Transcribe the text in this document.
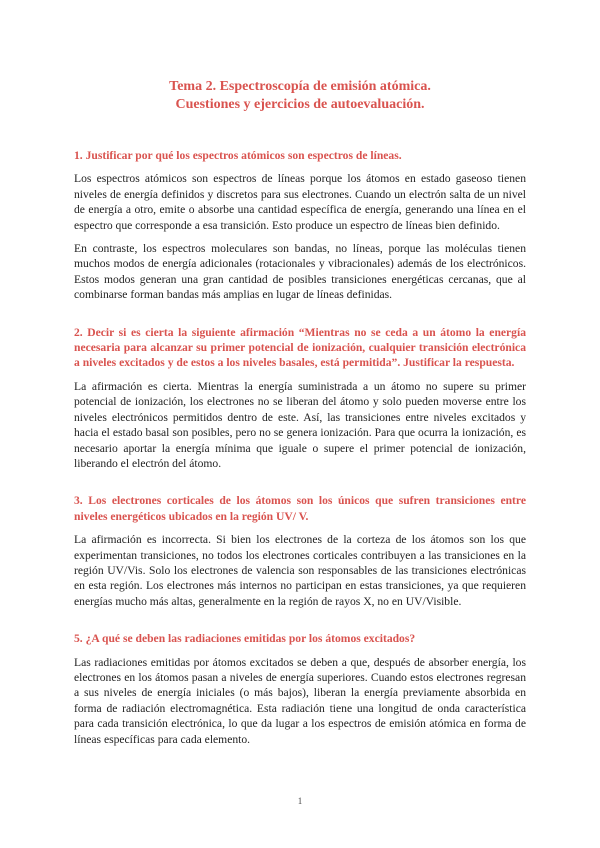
Tema 2. Espectroscopía de emisión atómica.
Cuestiones y ejercicios de autoevaluación.
1. Justificar por qué los espectros atómicos son espectros de líneas.
Los espectros atómicos son espectros de líneas porque los átomos en estado gaseoso tienen niveles de energía definidos y discretos para sus electrones. Cuando un electrón salta de un nivel de energía a otro, emite o absorbe una cantidad específica de energía, generando una línea en el espectro que corresponde a esa transición. Esto produce un espectro de líneas bien definido.
En contraste, los espectros moleculares son bandas, no líneas, porque las moléculas tienen muchos modos de energía adicionales (rotacionales y vibracionales) además de los electrónicos. Estos modos generan una gran cantidad de posibles transiciones energéticas cercanas, que al combinarse forman bandas más amplias en lugar de líneas definidas.
2. Decir si es cierta la siguiente afirmación “Mientras no se ceda a un átomo la energía necesaria para alcanzar su primer potencial de ionización, cualquier transición electrónica a niveles excitados y de estos a los niveles basales, está permitida”. Justificar la respuesta.
La afirmación es cierta. Mientras la energía suministrada a un átomo no supere su primer potencial de ionización, los electrones no se liberan del átomo y solo pueden moverse entre los niveles electrónicos permitidos dentro de este. Así, las transiciones entre niveles excitados y hacia el estado basal son posibles, pero no se genera ionización. Para que ocurra la ionización, es necesario aportar la energía mínima que iguale o supere el primer potencial de ionización, liberando el electrón del átomo.
3. Los electrones corticales de los átomos son los únicos que sufren transiciones entre niveles energéticos ubicados en la región UV/ V.
La afirmación es incorrecta. Si bien los electrones de la corteza de los átomos son los que experimentan transiciones, no todos los electrones corticales contribuyen a las transiciones en la región UV/Vis. Solo los electrones de valencia son responsables de las transiciones electrónicas en esta región. Los electrones más internos no participan en estas transiciones, ya que requieren energías mucho más altas, generalmente en la región de rayos X, no en UV/Visible.
5. ¿A qué se deben las radiaciones emitidas por los átomos excitados?
Las radiaciones emitidas por átomos excitados se deben a que, después de absorber energía, los electrones en los átomos pasan a niveles de energía superiores. Cuando estos electrones regresan a sus niveles de energía iniciales (o más bajos), liberan la energía previamente absorbida en forma de radiación electromagnética. Esta radiación tiene una longitud de onda característica para cada transición electrónica, lo que da lugar a los espectros de emisión atómica en forma de líneas específicas para cada elemento.
1
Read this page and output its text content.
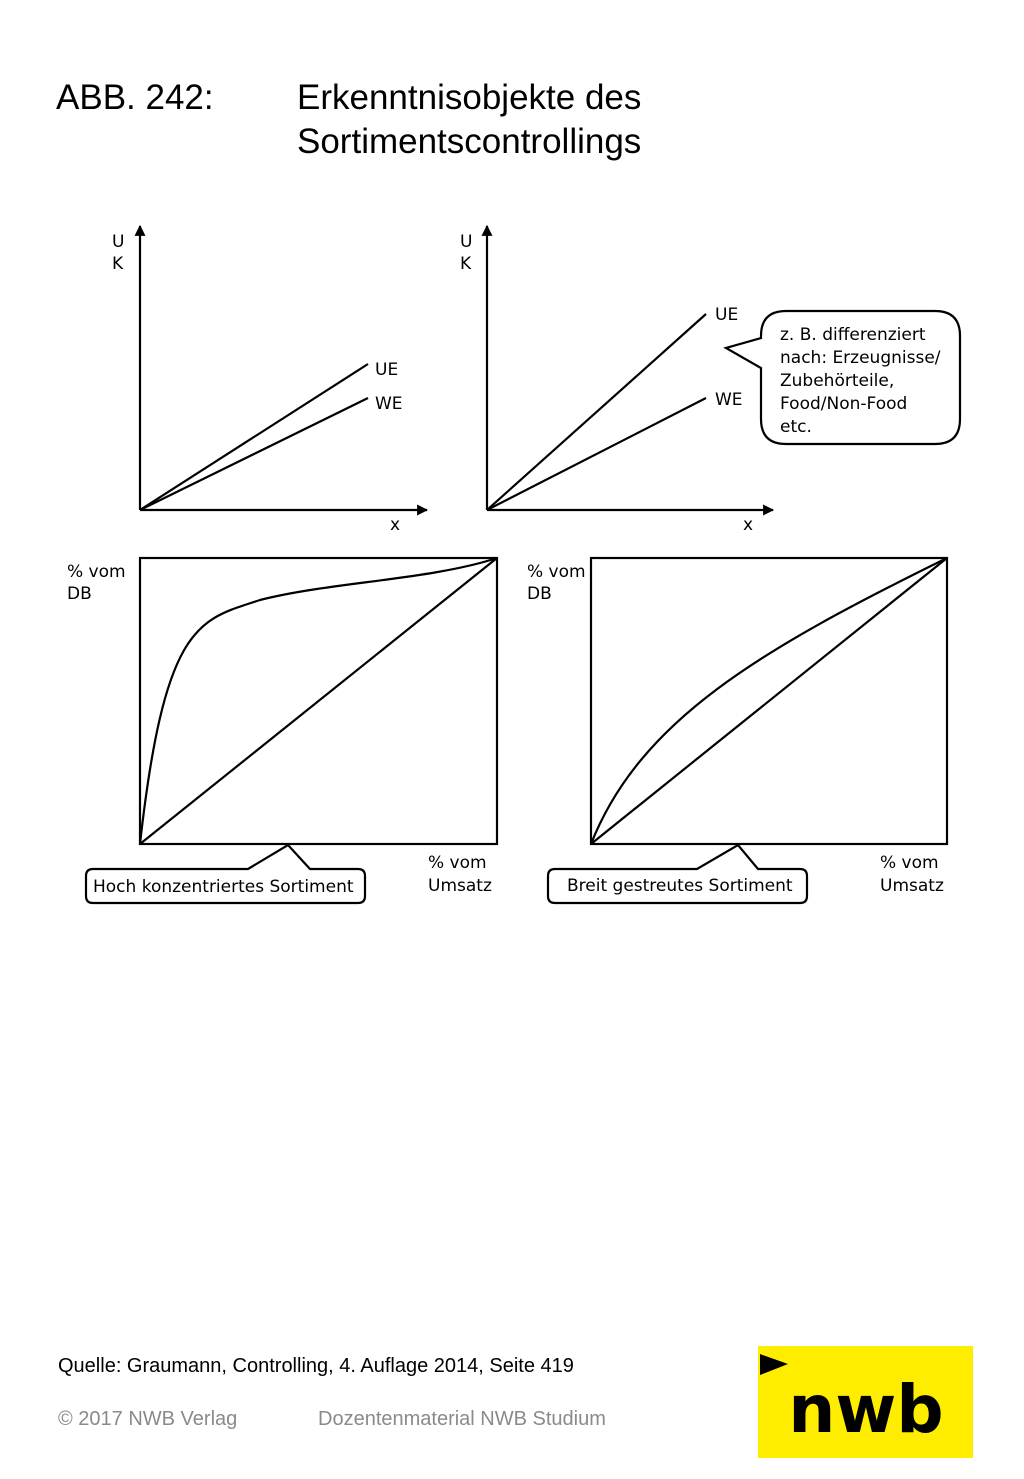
ABB. 242: Erkenntnisobjekte des
Sortimentscontrollings
U
K
x
UE
WE
U
K
x
UE
WE
z. B. differenziert
nach: Erzeugnisse/
Zubehörteile,
Food/Non-Food
etc.
% vom
DB
% vom
Umsatz
Hoch konzentriertes Sortiment
% vom
DB
% vom
Umsatz
Breit gestreutes Sortiment
Quelle: Graumann, Controlling, 4. Auflage 2014, Seite 419
© 2017 NWB Verlag	Dozentenmaterial NWB Studium	nwb
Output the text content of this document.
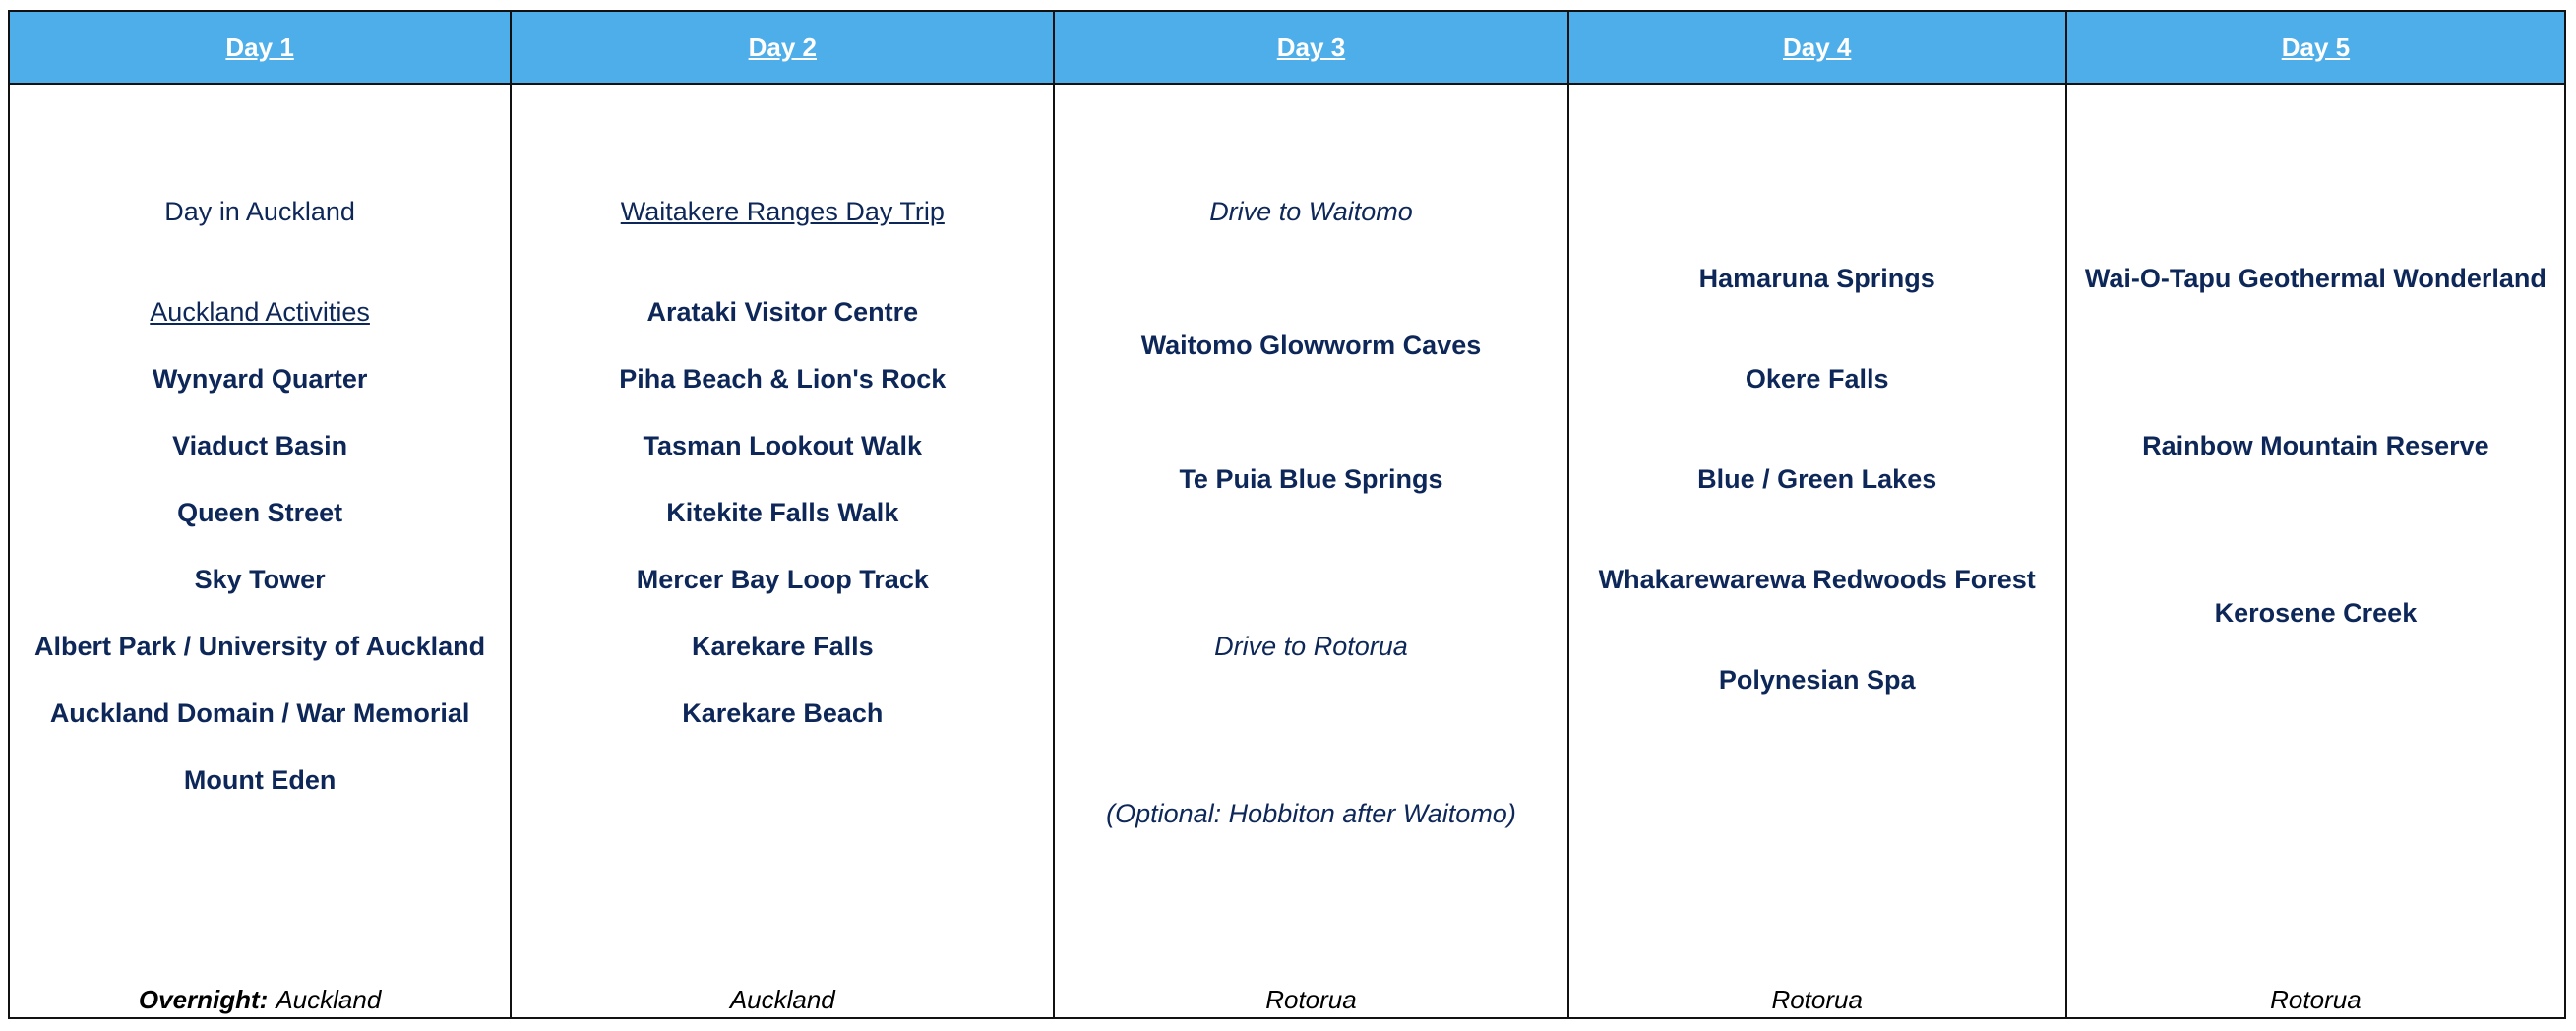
Day 1
Day in Auckland
Auckland Activities
Wynyard Quarter
Viaduct Basin
Queen Street
Sky Tower
Albert Park / University of Auckland
Auckland Domain / War Memorial
Mount Eden
Overnight: Auckland
Day 2
Waitakere Ranges Day Trip
Arataki Visitor Centre
Piha Beach & Lion's Rock
Tasman Lookout Walk
Kitekite Falls Walk
Mercer Bay Loop Track
Karekare Falls
Karekare Beach
Auckland
Day 3
Drive to Waitomo
Waitomo Glowworm Caves
Te Puia Blue Springs
Drive to Rotorua
(Optional: Hobbiton after Waitomo)
Rotorua
Day 4
Hamaruna Springs
Okere Falls
Blue / Green Lakes
Whakarewarewa Redwoods Forest
Polynesian Spa
Rotorua
Day 5
Wai-O-Tapu Geothermal Wonderland
Rainbow Mountain Reserve
Kerosene Creek
Rotorua
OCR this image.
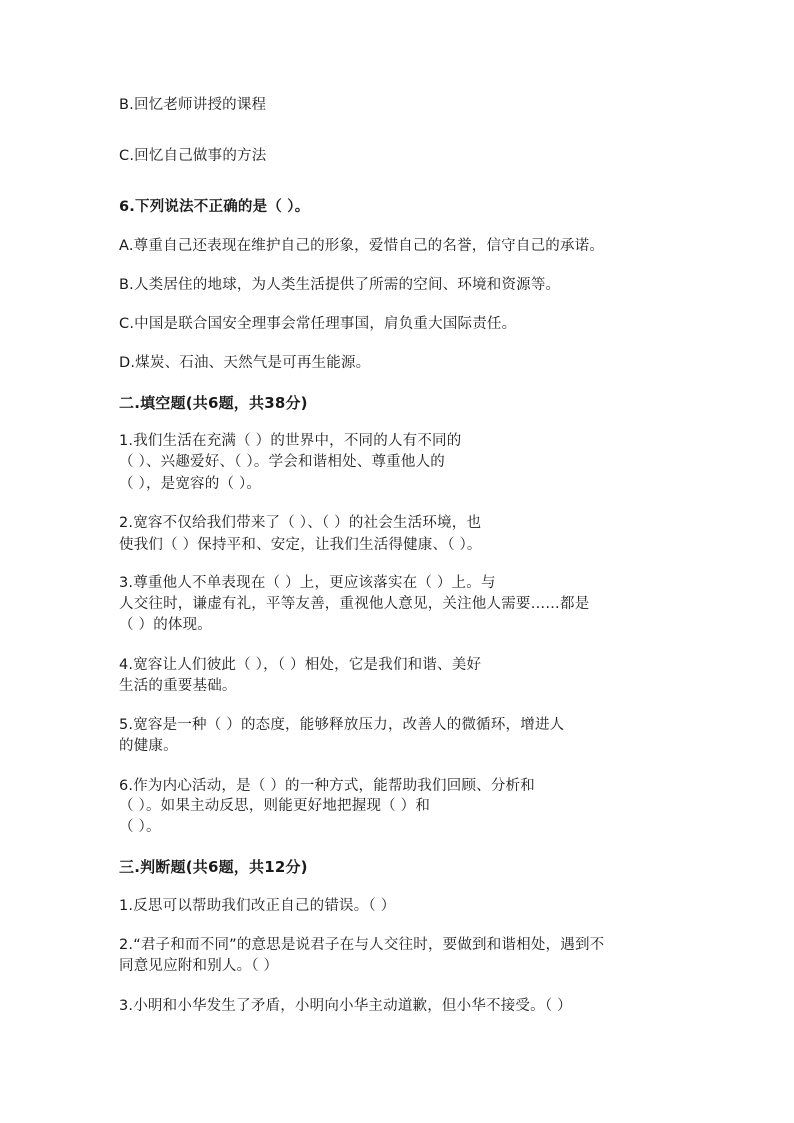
B.回忆老师讲授的课程
C.回忆自己做事的方法
6.下列说法不正确的是（ ）。
A.尊重自己还表现在维护自己的形象，爱惜自己的名誉，信守自己的承诺。
B.人类居住的地球，为人类生活提供了所需的空间、环境和资源等。
C.中国是联合国安全理事会常任理事国，肩负重大国际责任。
D.煤炭、石油、天然气是可再生能源。
二.填空题(共6题，共38分)
1.我们生活在充满（ ）的世界中，不同的人有不同的
（ ）、兴趣爱好、（ ）。学会和谐相处、尊重他人的
（ ），是宽容的（ ）。
2.宽容不仅给我们带来了（ ）、（ ）的社会生活环境，也
使我们（ ）保持平和、安定，让我们生活得健康、（ ）。
3.尊重他人不单表现在（ ）上，更应该落实在（ ）上。与
人交往时，谦虚有礼，平等友善，重视他人意见，关注他人需要……都是
（ ）的体现。
4.宽容让人们彼此（ ），（ ）相处，它是我们和谐、美好
生活的重要基础。
5.宽容是一种（ ）的态度，能够释放压力，改善人的微循环，增进人
的健康。
6.作为内心活动，是（ ）的一种方式，能帮助我们回顾、分析和
（ ）。如果主动反思，则能更好地把握现（ ）和
（ ）。
三.判断题(共6题，共12分)
1.反思可以帮助我们改正自己的错误。（ ）
2.“君子和而不同”的意思是说君子在与人交往时，要做到和谐相处，遇到不
同意见应附和别人。（ ）
3.小明和小华发生了矛盾，小明向小华主动道歉，但小华不接受。（ ）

......

The request:
Look through the material and copy each line that has "emisión".

Correct output:
Tema 2. Espectroscopía de emisión atómica.
Las radiaciones emitidas por átomos excitados se deben a que, después de absorber energía, los electrones en los átomos pasan a niveles de energía superiores. Cuando estos electrones regresan a sus niveles de energía iniciales (o más bajos), liberan la energía previamente absorbida en forma de radiación electromagnética. Esta radiación tiene una longitud de onda característica para cada transición electrónica, lo que da lugar a los espectros de emisión atómica en forma de líneas específicas para cada elemento.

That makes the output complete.